Output the material beneath this task exactly, images excluded.

☆ ☆ ☆ ☆ ☆ ☆ ☆

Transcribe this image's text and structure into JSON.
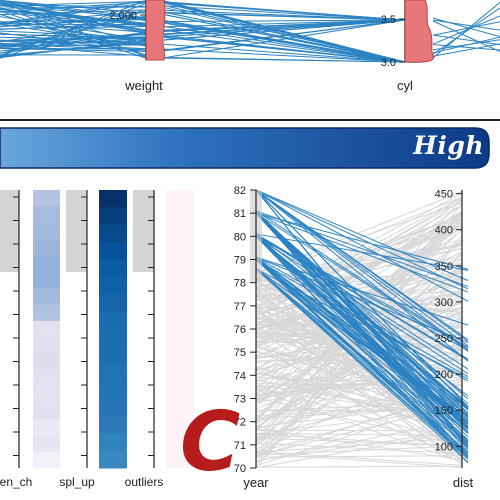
{
  "top_panel": {
    "weight_axis": {
      "label": "weight",
      "tick": "2,000"
    },
    "cyl_axis": {
      "label": "cyl",
      "ticks": [
        "3.5",
        "3.0"
      ]
    }
  },
  "banner": {
    "title": "High",
    "color_left": "#6aa7dd",
    "color_right": "#0d3a86"
  },
  "legend_columns": {
    "labels": [
      "en_ch",
      "spl_up",
      "outliers"
    ],
    "spl_up_shades": [
      "#b4c3e2",
      "#a7bbdf",
      "#a4b9de",
      "#9fb6dc",
      "#94afd9",
      "#94afd9",
      "#a2b8dd",
      "#b1c1e1",
      "#e4e1f1",
      "#e2dff0",
      "#e0ddef",
      "#e3e0f1",
      "#e5e2f2",
      "#e2dff0",
      "#ebe8f5",
      "#e8e5f3",
      "#f3f0f9"
    ],
    "outliers_shades": [
      "#08306b",
      "#08407e",
      "#084a8c",
      "#08519c",
      "#0b5ba4",
      "#105fa8",
      "#1764ab",
      "#1c6aaf",
      "#1d6db1",
      "#1f6eb2",
      "#2171b5",
      "#2373b6",
      "#2775b7",
      "#2c78b9",
      "#3282bd",
      "#3a88c0"
    ]
  },
  "chart_data": {
    "type": "parallel_coordinates",
    "axes": [
      {
        "name": "year",
        "range": [
          70,
          82
        ],
        "ticks": [
          "70",
          "71",
          "72",
          "73",
          "74",
          "75",
          "76",
          "77",
          "78",
          "79",
          "80",
          "81",
          "82"
        ]
      },
      {
        "name": "dist",
        "range": [
          70,
          455
        ],
        "ticks": [
          "100",
          "150",
          "200",
          "250",
          "300",
          "350",
          "400",
          "450"
        ]
      }
    ],
    "highlight_color": "#2b83c3",
    "context_color": "#d8d8d8",
    "brush_on_year": [
      78.5,
      82
    ]
  },
  "big_letter": "C"
}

☆ ☆ ☆ ☆ ☆ ☆ ☆

→ COMPLETE RESPONSE:
Transcribe this image's text and structure into JSON.
{
  "top_panel": {
    "weight_axis": {
      "label": "weight",
      "tick": "2,000"
    },
    "cyl_axis": {
      "label": "cyl",
      "ticks": [
        "3.5",
        "3.0"
      ]
    }
  },
  "banner": {
    "title": "High",
    "color_left": "#6aa7dd",
    "color_right": "#0d3a86"
  },
  "legend_columns": {
    "labels": [
      "en_ch",
      "spl_up",
      "outliers"
    ],
    "spl_up_shades": [
      "#b4c3e2",
      "#a7bbdf",
      "#a4b9de",
      "#9fb6dc",
      "#94afd9",
      "#94afd9",
      "#a2b8dd",
      "#b1c1e1",
      "#e4e1f1",
      "#e2dff0",
      "#e0ddef",
      "#e3e0f1",
      "#e5e2f2",
      "#e2dff0",
      "#ebe8f5",
      "#e8e5f3",
      "#f3f0f9"
    ],
    "outliers_shades": [
      "#08306b",
      "#08407e",
      "#084a8c",
      "#08519c",
      "#0b5ba4",
      "#105fa8",
      "#1764ab",
      "#1c6aaf",
      "#1d6db1",
      "#1f6eb2",
      "#2171b5",
      "#2373b6",
      "#2775b7",
      "#2c78b9",
      "#3282bd",
      "#3a88c0"
    ]
  },
  "chart_data": {
    "type": "parallel_coordinates",
    "axes": [
      {
        "name": "year",
        "range": [
          70,
          82
        ],
        "ticks": [
          "70",
          "71",
          "72",
          "73",
          "74",
          "75",
          "76",
          "77",
          "78",
          "79",
          "80",
          "81",
          "82"
        ]
      },
      {
        "name": "dist",
        "range": [
          70,
          455
        ],
        "ticks": [
          "100",
          "150",
          "200",
          "250",
          "300",
          "350",
          "400",
          "450"
        ]
      }
    ],
    "highlight_color": "#2b83c3",
    "context_color": "#d8d8d8",
    "brush_on_year": [
      78.5,
      82
    ]
  },
  "big_letter": "C"
}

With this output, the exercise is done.